**Problem to work on**
Locate each line in the records containing "qituvchi". Copy it.

☆ ☆ ☆ ☆

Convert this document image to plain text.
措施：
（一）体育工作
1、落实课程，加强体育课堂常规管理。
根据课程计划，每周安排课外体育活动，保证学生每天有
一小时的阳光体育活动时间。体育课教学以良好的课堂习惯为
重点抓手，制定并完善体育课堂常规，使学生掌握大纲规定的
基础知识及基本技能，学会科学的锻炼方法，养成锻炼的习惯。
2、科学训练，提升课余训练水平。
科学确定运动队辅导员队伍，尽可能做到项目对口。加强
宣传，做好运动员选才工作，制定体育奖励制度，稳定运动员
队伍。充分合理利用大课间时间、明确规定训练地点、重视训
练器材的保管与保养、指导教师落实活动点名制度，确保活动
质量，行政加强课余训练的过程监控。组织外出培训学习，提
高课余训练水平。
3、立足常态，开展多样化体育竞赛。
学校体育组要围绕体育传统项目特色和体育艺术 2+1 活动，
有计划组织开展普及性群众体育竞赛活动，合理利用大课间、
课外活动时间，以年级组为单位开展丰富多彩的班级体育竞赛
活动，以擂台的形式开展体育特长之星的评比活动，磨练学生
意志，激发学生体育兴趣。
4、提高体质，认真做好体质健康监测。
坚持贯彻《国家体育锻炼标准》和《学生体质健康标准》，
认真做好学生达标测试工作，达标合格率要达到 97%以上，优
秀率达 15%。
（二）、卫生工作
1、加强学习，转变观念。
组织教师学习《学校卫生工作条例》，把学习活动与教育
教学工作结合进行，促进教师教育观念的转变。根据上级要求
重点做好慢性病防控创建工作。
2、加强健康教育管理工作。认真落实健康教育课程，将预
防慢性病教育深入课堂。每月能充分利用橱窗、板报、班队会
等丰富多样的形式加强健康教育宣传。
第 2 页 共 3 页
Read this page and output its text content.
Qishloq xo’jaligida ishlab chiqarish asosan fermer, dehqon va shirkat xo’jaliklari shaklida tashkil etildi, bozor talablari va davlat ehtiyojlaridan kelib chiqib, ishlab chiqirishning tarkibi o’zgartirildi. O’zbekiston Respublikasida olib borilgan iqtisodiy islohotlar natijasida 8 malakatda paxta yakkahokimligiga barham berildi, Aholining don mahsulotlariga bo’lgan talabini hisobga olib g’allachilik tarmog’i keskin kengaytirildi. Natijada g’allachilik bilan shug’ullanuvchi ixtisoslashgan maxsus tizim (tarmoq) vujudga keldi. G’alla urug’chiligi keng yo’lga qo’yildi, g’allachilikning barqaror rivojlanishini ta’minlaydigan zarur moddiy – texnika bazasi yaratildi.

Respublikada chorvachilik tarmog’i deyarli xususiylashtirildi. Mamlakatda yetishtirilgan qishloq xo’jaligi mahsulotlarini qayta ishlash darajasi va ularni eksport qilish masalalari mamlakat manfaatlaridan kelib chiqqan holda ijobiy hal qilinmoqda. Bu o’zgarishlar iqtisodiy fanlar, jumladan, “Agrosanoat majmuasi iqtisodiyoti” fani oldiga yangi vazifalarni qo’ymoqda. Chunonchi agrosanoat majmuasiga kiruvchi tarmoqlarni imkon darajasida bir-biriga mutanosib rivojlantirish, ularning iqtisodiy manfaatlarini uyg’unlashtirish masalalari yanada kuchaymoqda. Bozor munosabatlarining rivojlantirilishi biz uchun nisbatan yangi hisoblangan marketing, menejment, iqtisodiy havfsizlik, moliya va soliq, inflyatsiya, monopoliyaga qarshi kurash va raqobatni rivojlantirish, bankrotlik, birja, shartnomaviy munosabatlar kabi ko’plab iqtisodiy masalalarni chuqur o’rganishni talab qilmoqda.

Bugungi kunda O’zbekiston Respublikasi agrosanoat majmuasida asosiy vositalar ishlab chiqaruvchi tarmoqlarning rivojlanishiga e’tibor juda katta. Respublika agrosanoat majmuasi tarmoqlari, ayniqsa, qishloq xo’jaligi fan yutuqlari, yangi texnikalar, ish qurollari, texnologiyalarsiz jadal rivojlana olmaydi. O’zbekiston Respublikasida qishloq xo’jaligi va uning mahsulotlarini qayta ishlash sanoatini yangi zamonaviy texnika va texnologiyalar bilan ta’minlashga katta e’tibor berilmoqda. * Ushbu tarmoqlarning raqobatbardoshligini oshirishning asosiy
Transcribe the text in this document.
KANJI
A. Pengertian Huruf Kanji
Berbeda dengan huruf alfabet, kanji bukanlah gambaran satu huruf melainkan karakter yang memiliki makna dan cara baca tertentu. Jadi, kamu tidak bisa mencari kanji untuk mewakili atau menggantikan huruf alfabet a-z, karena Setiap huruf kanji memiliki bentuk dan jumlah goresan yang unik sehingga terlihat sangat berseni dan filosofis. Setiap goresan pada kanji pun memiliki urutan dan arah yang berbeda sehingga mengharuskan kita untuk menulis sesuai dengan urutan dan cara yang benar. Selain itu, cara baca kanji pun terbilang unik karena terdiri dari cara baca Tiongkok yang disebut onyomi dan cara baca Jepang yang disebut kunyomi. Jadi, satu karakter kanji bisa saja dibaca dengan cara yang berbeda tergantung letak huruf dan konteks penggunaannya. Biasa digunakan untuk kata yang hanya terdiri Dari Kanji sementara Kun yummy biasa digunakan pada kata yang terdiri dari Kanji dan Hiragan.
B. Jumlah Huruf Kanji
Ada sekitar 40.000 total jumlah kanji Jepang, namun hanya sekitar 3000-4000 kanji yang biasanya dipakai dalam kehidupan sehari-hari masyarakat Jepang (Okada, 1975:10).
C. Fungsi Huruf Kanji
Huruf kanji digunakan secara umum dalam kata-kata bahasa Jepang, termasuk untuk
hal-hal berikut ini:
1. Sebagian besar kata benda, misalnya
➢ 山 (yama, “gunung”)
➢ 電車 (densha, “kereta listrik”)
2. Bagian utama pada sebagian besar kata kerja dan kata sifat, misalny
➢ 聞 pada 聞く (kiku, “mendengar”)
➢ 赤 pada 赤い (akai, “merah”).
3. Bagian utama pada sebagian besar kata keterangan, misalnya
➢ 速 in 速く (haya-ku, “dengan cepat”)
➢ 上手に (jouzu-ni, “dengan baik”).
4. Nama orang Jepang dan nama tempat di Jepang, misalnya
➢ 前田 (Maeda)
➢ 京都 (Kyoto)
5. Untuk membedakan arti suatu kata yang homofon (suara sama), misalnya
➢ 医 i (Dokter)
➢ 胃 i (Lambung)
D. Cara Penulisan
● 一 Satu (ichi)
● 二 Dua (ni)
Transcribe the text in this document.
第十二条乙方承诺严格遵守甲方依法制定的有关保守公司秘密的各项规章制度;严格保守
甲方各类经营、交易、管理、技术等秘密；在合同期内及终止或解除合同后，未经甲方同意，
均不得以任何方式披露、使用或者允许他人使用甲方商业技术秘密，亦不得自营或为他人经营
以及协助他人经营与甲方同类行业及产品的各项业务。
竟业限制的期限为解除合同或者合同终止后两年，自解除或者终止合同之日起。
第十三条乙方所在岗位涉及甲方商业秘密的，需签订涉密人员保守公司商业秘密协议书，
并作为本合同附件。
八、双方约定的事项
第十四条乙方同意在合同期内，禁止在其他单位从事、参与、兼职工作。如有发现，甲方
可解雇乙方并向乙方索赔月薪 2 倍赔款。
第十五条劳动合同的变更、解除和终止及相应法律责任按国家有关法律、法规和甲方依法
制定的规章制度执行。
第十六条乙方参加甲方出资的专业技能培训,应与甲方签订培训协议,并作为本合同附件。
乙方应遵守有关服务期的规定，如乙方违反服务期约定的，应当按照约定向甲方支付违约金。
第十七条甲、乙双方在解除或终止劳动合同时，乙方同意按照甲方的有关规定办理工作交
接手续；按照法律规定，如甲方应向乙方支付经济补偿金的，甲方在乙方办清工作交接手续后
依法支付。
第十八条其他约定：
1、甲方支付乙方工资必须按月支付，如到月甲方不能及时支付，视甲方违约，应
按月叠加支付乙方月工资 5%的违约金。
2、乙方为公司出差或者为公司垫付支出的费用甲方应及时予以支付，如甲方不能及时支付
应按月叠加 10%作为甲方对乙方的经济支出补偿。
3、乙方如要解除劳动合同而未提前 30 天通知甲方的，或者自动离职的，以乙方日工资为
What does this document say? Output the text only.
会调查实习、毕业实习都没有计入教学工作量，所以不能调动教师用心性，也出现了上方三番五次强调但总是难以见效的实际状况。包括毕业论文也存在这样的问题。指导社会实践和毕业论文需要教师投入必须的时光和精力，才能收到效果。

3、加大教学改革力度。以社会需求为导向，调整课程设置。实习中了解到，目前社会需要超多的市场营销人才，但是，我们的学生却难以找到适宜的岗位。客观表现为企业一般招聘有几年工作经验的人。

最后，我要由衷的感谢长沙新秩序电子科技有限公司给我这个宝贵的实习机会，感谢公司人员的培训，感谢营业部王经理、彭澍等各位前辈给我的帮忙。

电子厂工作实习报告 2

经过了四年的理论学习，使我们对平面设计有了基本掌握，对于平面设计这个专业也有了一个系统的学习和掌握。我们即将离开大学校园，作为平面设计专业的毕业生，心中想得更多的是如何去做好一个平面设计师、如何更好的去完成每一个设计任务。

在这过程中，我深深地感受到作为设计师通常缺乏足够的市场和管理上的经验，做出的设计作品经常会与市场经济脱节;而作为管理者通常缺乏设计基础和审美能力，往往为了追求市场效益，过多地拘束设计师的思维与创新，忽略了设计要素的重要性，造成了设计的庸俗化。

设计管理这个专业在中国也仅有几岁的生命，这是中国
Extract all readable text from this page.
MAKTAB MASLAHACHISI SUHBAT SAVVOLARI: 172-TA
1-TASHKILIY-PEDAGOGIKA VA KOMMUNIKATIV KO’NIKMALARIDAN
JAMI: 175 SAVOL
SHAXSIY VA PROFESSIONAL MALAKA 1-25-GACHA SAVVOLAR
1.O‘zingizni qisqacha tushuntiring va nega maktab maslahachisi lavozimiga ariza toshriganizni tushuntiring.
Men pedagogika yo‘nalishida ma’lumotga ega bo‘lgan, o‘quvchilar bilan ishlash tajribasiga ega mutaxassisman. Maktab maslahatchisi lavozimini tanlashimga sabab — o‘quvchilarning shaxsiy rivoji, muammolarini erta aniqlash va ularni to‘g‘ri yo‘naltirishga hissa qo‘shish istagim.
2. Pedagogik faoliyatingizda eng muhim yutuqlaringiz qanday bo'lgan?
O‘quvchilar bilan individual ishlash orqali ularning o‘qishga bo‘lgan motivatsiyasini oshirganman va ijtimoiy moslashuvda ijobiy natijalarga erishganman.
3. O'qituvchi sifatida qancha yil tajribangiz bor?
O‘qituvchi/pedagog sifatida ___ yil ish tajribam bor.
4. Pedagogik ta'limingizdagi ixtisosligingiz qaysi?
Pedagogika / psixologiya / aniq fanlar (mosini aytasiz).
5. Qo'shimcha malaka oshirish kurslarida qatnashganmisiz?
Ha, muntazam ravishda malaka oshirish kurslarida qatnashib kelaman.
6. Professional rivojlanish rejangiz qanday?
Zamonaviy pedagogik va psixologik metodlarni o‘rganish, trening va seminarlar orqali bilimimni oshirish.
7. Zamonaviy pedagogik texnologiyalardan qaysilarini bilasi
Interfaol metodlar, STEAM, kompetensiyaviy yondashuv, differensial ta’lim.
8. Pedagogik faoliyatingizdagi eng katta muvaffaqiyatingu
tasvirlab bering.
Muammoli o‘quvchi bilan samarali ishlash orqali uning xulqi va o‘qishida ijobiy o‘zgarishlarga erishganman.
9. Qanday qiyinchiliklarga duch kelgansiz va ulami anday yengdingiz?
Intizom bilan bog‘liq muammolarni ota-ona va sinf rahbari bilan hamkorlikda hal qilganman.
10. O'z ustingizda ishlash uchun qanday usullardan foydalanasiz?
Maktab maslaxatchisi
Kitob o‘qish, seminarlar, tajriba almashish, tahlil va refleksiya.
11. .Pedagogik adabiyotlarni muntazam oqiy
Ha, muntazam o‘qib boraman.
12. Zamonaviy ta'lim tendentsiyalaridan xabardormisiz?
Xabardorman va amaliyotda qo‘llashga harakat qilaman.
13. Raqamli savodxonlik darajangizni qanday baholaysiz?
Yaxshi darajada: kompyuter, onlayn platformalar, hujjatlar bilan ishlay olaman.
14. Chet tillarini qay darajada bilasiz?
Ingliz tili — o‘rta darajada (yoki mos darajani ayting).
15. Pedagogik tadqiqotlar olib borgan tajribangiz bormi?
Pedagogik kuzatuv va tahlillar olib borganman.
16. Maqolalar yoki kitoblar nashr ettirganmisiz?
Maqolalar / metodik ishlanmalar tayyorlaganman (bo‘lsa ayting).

☆ ☆ ☆ ☆

**Exercise response**
3. O'qituvchi sifatida qancha yil tajribangiz bor?
O‘qituvchi/pedagog sifatida ___ yil ish tajribam bor.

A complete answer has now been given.